Copy each line where the word "poco" occurs.

Records to use >>
↓

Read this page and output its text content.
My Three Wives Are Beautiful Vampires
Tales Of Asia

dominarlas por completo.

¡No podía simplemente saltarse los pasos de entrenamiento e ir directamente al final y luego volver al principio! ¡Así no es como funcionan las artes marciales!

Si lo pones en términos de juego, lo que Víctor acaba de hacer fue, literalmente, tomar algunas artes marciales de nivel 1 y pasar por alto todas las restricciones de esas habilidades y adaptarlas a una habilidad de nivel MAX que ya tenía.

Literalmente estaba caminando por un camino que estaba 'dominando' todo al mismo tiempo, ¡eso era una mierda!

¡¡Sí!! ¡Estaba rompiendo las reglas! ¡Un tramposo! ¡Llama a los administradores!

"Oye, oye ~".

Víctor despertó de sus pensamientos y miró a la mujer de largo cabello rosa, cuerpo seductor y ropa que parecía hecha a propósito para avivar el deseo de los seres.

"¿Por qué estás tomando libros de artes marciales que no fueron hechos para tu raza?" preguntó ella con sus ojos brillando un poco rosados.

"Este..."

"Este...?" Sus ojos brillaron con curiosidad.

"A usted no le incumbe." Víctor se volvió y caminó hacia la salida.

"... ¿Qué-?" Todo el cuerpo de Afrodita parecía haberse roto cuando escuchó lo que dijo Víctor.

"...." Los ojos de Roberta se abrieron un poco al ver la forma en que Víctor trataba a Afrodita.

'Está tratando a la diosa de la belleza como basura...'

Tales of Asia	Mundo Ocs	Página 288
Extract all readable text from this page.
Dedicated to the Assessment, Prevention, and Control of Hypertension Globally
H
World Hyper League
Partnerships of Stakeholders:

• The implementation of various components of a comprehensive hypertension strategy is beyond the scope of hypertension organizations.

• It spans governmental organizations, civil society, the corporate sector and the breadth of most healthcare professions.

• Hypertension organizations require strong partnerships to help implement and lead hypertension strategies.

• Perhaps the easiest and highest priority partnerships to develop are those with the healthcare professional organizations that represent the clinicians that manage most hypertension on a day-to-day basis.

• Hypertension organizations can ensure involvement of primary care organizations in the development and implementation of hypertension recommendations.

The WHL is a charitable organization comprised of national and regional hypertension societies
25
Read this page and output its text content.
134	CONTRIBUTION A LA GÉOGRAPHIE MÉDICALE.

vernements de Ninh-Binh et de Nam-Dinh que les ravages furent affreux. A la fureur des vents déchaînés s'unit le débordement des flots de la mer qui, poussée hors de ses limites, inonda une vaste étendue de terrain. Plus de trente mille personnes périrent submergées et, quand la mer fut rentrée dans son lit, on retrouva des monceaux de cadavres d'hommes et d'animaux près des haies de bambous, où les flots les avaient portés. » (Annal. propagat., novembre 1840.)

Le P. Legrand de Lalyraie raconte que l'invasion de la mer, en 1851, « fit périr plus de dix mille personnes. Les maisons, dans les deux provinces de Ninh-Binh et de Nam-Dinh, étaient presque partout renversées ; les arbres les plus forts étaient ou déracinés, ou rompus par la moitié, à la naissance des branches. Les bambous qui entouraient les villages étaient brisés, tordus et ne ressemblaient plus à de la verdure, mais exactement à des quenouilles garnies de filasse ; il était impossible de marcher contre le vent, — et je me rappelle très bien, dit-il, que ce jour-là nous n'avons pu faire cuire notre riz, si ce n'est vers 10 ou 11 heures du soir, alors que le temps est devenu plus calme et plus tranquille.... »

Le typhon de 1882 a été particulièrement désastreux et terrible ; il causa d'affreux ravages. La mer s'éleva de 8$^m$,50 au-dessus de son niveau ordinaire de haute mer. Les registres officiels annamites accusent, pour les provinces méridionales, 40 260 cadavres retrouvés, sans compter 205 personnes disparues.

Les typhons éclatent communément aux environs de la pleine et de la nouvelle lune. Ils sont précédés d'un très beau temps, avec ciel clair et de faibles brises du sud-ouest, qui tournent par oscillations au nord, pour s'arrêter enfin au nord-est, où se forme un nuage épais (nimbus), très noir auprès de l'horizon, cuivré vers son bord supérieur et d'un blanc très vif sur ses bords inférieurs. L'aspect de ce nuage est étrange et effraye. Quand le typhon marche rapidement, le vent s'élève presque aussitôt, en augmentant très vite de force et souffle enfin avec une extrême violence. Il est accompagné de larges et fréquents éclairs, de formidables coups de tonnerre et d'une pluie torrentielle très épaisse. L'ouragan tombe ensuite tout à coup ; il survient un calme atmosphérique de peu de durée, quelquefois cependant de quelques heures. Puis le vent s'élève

↑

Task response >>
"¿Por qué estás tomando libros de artes marciales que no fueron hechos para tu raza?" preguntó ella con sus ojos brillando un poco rosados.
"...." Los ojos de Roberta se abrieron un poco al ver la forma en que Víctor trataba a Afrodita.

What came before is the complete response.